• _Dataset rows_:
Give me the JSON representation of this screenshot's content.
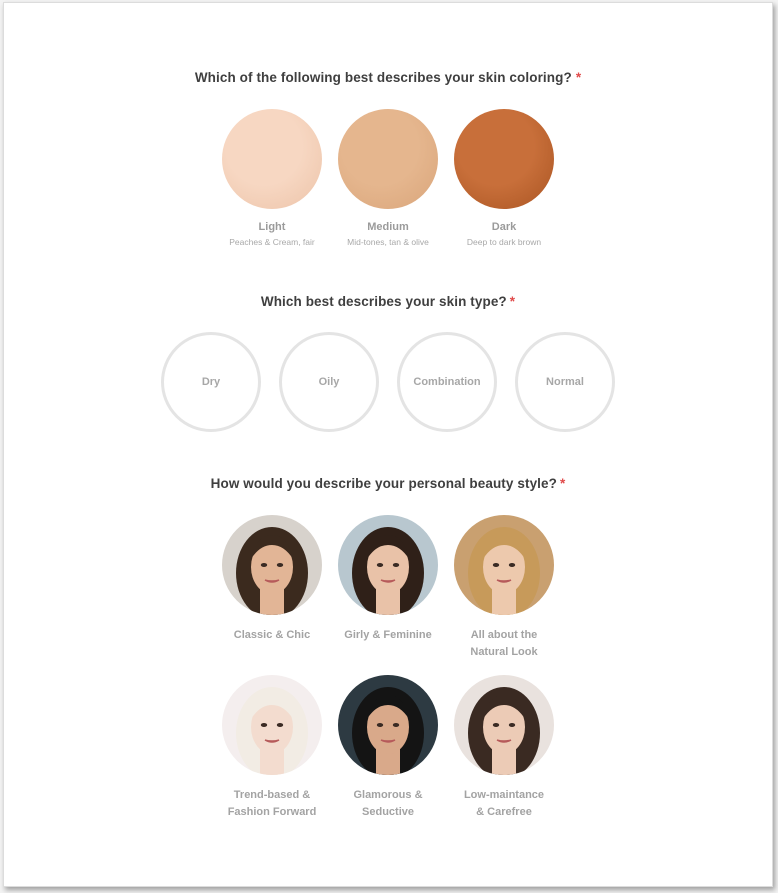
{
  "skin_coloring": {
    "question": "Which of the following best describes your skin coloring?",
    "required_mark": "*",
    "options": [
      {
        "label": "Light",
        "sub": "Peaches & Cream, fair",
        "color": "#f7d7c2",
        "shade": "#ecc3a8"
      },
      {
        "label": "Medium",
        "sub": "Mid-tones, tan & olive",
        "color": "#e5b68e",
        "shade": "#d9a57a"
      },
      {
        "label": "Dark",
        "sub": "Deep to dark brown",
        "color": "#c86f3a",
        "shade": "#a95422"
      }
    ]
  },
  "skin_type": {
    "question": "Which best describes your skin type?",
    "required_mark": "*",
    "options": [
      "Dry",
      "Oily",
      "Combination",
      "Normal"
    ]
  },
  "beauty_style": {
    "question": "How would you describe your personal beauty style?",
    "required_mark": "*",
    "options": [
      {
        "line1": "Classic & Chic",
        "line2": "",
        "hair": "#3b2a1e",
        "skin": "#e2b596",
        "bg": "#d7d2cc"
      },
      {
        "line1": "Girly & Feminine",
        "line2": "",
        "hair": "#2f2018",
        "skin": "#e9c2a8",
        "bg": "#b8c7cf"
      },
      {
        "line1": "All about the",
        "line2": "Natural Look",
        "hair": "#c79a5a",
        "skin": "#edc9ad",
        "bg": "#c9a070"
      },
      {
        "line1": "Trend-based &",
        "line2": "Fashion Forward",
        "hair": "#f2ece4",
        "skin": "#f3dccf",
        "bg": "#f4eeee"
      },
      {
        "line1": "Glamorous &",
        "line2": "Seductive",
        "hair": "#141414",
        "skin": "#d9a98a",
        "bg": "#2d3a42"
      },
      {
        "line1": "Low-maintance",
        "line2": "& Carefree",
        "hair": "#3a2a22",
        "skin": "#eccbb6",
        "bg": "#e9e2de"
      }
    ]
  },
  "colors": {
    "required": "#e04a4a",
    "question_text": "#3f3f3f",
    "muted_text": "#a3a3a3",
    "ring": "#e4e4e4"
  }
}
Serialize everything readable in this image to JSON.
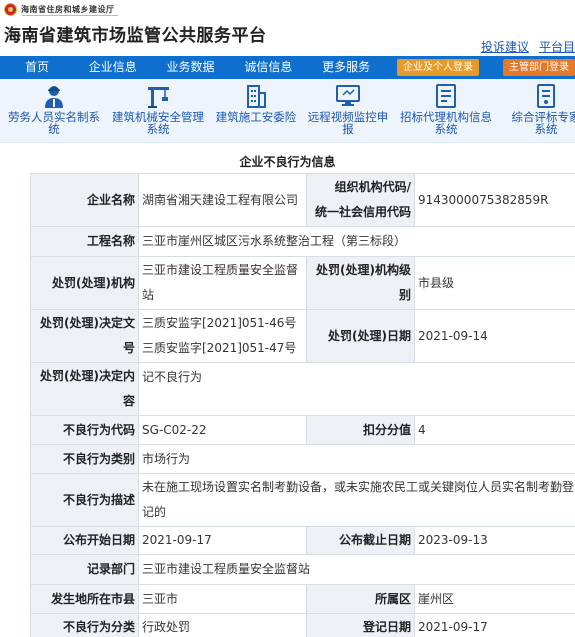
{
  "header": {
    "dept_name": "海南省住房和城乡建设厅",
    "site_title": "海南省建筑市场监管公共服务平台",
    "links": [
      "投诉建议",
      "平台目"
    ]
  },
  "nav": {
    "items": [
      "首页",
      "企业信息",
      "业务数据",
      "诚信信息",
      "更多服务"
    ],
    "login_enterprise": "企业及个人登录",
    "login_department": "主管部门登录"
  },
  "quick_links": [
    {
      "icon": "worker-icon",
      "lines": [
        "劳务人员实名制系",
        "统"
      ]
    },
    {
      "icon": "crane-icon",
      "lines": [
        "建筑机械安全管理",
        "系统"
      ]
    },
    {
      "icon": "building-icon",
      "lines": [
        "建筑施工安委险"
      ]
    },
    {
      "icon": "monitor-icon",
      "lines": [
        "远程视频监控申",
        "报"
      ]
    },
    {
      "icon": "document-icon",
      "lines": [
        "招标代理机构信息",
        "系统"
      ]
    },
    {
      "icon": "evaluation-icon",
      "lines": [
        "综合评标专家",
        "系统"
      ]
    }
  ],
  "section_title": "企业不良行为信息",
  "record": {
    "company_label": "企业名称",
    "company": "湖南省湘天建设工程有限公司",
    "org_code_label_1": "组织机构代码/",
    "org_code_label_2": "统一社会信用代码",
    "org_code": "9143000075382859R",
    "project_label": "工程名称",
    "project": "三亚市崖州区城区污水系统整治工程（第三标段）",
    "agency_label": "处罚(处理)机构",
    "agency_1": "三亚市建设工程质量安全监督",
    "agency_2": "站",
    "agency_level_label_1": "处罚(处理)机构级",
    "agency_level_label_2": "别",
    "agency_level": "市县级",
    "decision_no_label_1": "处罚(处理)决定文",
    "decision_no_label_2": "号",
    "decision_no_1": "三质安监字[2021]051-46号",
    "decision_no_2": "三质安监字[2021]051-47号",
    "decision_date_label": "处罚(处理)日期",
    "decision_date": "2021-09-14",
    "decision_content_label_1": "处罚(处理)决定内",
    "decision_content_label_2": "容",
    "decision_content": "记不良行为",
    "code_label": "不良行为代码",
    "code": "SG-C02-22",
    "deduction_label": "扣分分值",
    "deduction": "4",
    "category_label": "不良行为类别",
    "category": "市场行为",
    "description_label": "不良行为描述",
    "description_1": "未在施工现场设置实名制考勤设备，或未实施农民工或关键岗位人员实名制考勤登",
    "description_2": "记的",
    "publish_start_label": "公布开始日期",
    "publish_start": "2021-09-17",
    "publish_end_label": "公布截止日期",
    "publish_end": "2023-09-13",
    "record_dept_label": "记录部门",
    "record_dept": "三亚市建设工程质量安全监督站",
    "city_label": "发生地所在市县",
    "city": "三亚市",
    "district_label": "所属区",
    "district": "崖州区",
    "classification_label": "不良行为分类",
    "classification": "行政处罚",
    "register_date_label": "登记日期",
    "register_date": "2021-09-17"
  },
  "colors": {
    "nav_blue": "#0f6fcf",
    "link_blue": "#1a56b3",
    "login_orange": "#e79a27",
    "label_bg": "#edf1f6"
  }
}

• _Goal_:
Copy every line of the records above that contains "Which".

• _Answer_:
    "question": "Which of the following best describes your skin coloring?",
    "question": "Which best describes your skin type?",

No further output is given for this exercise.